-------- Предоставленный фрагмент --------

Обнаруженные свойства письма Джойса не могут не повлечь новых выводов относительно его чтения, ибо между тем и другим существует отношение взаимного сопряжения, «топологическая дуальность»: это математическое понятие как раз тут уместно. Наши выводы развивают глубже высказанный в эпизоде 11 тезис о том, что текст Джойса – «не-письмо, которое не-для-чтения». В самом деле, текст, написанный (само-)ускользающим письмом, решает задачу собственного – в принципе, бесконечного – продуцирования; он есть, по одному из неологизмов Джойса, scribenery – «письмарня», мастерски?е письма?: в отличие от скриптория, где пишут письмом готовым, тут именно не письмо (писание), а изготовление письма, изготовление способа, которым в дальнейшем можно будет писать. Такое письмо всегда открыто для дальнейшего писания, так что текст, им написанный, – это специфический открытый текст. Подобный «открытый текст» обращен в себя и к себе – и есть, тем самым, закрытый текст: он уже не преследует цели коммуникации, не есть (по крайней мере, на первом плане) со-общение, не есть обращение (как окликание), но в то же время, он есть обращение – как возвращение на себя, к себе. И это не жонглированье словами! Мы коснулись вещей, чувствительных для самой сути языка, и при таком касании язык сразу начинает проявлять свои двойственные, «мебиусовы» потенции. Постоянные принятия-отнятия, утверждения-подрывания стратегий, техник, идей, приемов, образующие ускользающее письмо, создают текст, текстура которого – не развертывание и раскрытие, не экс-пликация, но интер-пликация, всегда двойное, сдвоенное событие приоткрытия-призакрытия, отчасти развертывания, отчасти свертывания: что напоминает поведение живого цветка.

-------- Предоставленные материалы --------

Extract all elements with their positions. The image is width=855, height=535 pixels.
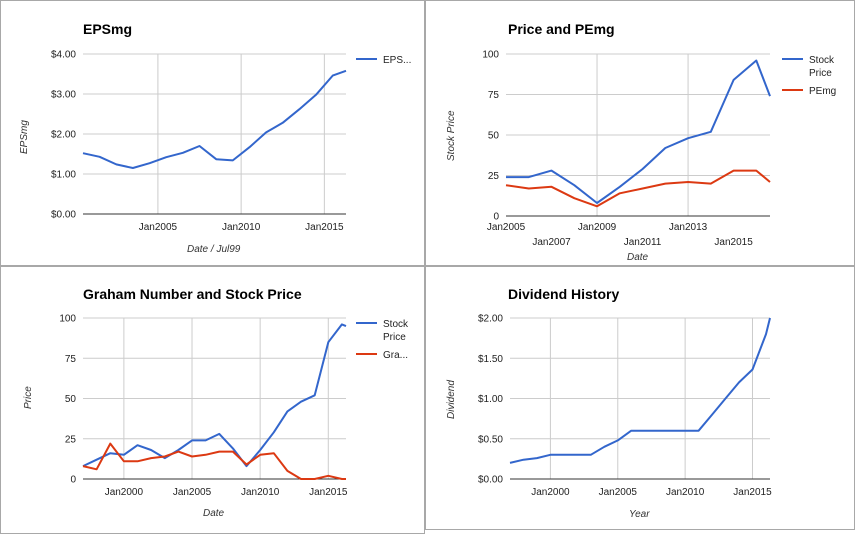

--------

Задания для выполнения:
1. Ответьте по предоставленному фрагменту о письме Джойса:
(а) Какой неологизм Джойса приводится в тексте и как он переведен на русский язык?
(б) В каком эпизоде был высказан тезис о «не-письме, которое не-для-чтения»?
(в) Поведение чего напоминает описанная в конце текстура текста?
2. Переведите на английский язык следующее предложение из предоставленного фрагмента: «Такое письмо всегда открыто для дальнейшего писания, так что текст, им написанный, – это специфический открытый текст».
Опирайтесь исключительно на предоставленный фрагмент.

Ответы:
1.
(а) Неологизм scribenery, переведенный как «письмарня».
(б) В эпизоде 11.
(в) Поведение живого цветка.

2. Such writing is always open to further writing, so that the text written with it is a specific open text.